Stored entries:
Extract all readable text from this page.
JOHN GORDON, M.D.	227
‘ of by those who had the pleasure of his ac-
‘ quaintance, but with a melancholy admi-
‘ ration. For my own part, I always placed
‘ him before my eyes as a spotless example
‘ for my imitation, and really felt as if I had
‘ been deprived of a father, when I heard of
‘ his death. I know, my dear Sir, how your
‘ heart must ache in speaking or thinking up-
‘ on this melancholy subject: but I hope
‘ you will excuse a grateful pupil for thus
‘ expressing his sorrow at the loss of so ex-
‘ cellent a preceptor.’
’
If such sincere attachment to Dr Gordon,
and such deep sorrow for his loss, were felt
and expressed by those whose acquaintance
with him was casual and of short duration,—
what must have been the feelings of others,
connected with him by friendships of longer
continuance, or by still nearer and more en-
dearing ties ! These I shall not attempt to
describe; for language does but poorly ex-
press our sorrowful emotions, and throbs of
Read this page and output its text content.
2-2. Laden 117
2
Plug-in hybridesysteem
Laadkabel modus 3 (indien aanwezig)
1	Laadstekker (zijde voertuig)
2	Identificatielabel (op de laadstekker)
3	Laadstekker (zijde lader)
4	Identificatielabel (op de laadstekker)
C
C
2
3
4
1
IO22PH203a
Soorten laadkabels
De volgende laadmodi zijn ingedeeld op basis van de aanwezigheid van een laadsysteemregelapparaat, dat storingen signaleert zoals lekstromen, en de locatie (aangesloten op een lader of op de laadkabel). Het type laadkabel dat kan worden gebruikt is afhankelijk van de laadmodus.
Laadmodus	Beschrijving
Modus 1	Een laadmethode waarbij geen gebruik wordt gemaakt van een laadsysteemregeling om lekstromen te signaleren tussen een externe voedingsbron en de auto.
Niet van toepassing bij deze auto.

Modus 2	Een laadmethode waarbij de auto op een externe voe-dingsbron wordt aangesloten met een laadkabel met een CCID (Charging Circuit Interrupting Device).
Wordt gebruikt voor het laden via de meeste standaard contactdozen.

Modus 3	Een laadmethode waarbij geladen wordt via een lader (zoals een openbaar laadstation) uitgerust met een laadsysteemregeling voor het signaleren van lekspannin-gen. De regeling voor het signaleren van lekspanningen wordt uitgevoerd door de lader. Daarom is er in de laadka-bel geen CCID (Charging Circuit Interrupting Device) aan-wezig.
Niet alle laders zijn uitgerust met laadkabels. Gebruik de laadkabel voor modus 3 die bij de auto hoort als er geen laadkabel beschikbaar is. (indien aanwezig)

Exercise prompt -> Your task is to pick out every line with the string "zijde" and copy it.

Full solution ->
1	Laadstekker (zijde voertuig)
3	Laadstekker (zijde lader)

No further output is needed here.